*Task goal*
Return the listing below in full, with every line exactly as it is.

*Input for this task*
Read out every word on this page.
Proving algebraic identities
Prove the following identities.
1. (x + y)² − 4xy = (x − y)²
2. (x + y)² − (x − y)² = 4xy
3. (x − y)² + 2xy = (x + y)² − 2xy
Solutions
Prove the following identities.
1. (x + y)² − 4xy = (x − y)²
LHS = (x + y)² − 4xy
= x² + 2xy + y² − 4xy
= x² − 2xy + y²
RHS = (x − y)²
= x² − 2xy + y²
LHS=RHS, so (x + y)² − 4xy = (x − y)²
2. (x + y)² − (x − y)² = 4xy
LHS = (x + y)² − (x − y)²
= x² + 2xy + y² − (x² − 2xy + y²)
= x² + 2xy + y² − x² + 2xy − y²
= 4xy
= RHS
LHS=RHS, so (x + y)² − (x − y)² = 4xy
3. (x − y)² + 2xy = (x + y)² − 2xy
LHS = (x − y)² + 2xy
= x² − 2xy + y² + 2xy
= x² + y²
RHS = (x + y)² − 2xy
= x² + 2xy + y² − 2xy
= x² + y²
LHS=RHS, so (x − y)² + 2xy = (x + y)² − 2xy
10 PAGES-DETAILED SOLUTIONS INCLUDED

*Worked answer*
Read out every word on this page.
Proving algebraic identities
Prove the following identities.
1. (x + y)² − 4xy = (x − y)²
2. (x + y)² − (x − y)² = 4xy
3. (x − y)² + 2xy = (x + y)² − 2xy
Solutions
Prove the following identities.
1. (x + y)² − 4xy = (x − y)²
LHS = (x + y)² − 4xy
= x² + 2xy + y² − 4xy
= x² − 2xy + y²
RHS = (x − y)²
= x² − 2xy + y²
LHS=RHS, so (x + y)² − 4xy = (x − y)²
2. (x + y)² − (x − y)² = 4xy
LHS = (x + y)² − (x − y)²
= x² + 2xy + y² − (x² − 2xy + y²)
= x² + 2xy + y² − x² + 2xy − y²
= 4xy
= RHS
LHS=RHS, so (x + y)² − (x − y)² = 4xy
3. (x − y)² + 2xy = (x + y)² − 2xy
LHS = (x − y)² + 2xy
= x² − 2xy + y² + 2xy
= x² + y²
RHS = (x + y)² − 2xy
= x² + 2xy + y² − 2xy
= x² + y²
LHS=RHS, so (x − y)² + 2xy = (x + y)² − 2xy
10 PAGES-DETAILED SOLUTIONS INCLUDED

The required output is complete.